Task description: Copy out all the lines where "这个数是多少" shows up.
═══
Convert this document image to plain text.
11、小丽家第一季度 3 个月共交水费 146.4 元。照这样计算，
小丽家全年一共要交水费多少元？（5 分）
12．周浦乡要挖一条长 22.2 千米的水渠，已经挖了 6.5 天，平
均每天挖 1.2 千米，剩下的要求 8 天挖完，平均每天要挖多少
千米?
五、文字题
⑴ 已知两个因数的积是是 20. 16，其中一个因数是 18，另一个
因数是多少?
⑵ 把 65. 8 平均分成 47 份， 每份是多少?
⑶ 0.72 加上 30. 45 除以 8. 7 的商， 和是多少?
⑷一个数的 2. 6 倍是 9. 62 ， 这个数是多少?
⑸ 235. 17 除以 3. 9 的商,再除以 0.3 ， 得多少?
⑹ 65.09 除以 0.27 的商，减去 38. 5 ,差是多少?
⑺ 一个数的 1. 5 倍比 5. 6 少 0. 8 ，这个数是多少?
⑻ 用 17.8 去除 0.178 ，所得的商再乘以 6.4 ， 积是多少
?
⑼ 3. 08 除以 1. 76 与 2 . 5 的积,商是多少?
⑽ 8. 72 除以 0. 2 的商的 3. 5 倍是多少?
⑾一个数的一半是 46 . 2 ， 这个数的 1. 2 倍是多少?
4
═══
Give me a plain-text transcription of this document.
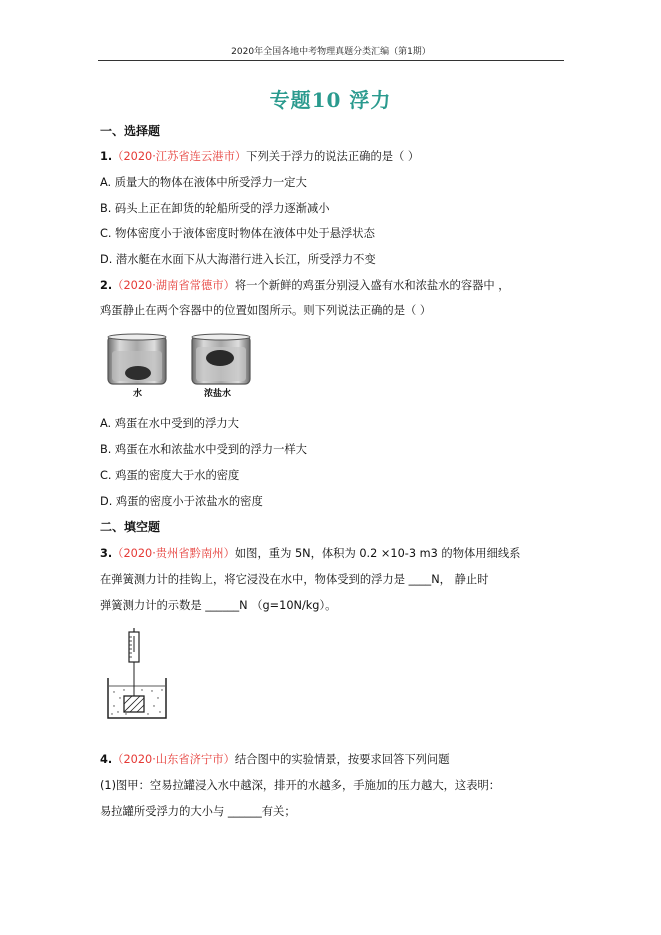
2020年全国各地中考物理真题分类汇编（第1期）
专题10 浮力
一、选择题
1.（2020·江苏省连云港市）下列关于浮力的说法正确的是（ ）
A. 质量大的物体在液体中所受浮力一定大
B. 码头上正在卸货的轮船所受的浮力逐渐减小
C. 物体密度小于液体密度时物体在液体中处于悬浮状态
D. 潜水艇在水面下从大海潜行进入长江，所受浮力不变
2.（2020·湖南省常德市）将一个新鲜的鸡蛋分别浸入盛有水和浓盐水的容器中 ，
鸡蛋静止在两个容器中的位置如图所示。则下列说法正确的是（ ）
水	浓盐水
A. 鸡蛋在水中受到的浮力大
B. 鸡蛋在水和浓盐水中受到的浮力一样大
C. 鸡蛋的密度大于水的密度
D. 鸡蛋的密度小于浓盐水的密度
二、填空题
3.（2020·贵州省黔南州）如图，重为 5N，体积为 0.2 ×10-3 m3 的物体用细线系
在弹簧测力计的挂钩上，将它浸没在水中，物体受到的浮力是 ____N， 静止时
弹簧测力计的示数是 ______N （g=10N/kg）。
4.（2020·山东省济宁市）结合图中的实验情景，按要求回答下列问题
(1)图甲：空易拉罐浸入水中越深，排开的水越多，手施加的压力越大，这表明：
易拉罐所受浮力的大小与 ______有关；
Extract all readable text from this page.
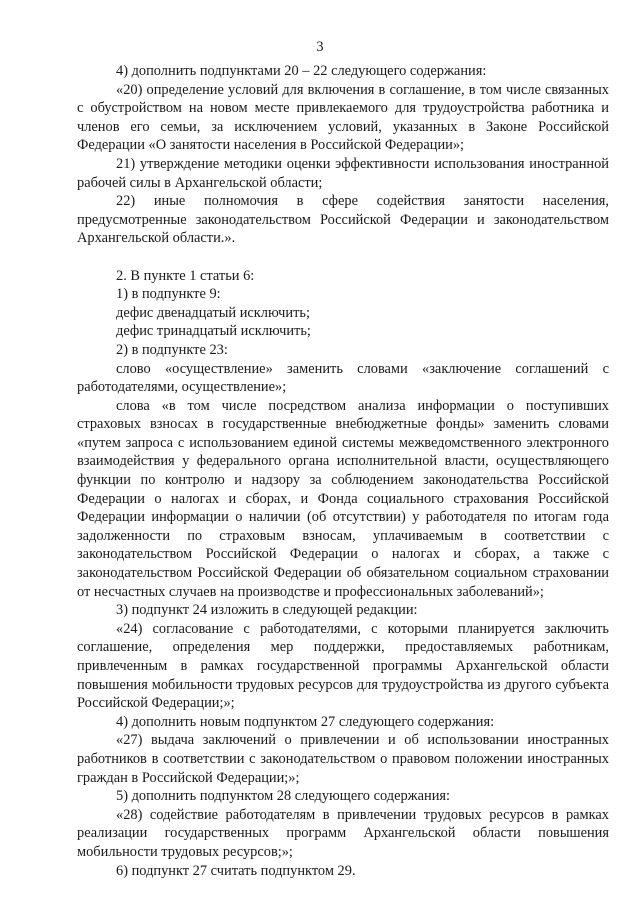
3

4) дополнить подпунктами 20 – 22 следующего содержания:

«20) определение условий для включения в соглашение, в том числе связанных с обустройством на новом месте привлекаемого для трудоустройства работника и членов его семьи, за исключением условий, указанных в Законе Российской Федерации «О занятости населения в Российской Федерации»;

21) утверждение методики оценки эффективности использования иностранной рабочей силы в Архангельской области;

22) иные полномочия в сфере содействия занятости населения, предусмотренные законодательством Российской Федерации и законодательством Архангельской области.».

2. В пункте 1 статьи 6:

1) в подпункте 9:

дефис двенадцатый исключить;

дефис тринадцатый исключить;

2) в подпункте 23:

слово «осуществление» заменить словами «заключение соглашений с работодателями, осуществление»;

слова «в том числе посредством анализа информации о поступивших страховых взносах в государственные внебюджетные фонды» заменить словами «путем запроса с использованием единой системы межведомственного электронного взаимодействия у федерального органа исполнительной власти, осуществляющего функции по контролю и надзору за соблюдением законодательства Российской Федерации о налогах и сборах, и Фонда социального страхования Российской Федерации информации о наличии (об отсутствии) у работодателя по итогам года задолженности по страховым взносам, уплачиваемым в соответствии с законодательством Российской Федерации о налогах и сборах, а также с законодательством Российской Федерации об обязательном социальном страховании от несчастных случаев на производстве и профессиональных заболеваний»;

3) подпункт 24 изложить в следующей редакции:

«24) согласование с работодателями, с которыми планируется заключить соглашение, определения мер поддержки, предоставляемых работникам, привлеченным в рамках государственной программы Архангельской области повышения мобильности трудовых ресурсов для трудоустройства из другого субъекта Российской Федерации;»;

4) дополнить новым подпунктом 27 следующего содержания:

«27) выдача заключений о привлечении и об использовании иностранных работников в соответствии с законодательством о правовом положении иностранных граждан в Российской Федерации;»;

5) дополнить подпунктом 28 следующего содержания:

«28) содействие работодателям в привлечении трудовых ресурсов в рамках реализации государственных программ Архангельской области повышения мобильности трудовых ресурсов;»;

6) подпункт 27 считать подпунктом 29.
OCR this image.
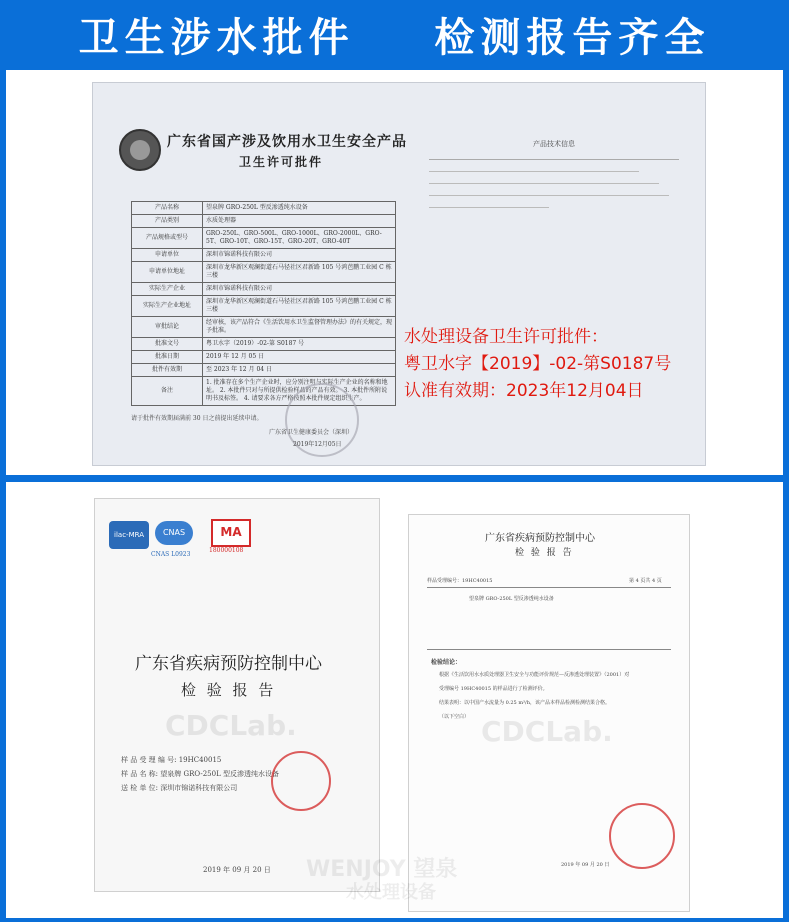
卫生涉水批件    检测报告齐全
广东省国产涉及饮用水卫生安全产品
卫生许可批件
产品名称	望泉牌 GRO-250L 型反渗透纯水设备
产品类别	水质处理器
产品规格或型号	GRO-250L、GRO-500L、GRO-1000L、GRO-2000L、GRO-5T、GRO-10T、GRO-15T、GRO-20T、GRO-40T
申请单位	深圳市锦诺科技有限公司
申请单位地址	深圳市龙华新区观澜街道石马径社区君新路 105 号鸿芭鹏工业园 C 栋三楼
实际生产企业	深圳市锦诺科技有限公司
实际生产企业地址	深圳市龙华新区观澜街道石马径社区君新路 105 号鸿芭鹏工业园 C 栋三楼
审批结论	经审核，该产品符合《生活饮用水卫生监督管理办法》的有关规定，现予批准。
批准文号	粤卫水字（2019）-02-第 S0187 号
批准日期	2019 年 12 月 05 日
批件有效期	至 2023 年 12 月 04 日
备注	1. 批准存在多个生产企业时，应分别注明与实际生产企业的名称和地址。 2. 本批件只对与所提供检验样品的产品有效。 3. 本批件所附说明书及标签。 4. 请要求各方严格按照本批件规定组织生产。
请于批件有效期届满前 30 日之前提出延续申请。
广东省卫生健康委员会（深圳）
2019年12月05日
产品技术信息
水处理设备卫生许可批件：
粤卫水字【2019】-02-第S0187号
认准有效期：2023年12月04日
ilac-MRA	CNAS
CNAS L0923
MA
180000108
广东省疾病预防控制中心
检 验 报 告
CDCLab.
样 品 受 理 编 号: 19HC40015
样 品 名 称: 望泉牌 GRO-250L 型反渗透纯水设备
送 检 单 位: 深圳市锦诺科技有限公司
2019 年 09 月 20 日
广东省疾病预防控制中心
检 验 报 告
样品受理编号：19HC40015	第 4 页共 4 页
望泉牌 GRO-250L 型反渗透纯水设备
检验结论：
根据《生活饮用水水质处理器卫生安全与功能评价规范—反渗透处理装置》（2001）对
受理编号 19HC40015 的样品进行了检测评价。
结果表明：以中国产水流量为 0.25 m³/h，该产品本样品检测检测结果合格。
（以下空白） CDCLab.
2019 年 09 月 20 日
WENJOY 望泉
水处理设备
═══
Worked answer:
⑷一个数的 2. 6 倍是 9. 62 ， 这个数是多少?
⑺ 一个数的 1. 5 倍比 5. 6 少 0. 8 ，这个数是多少?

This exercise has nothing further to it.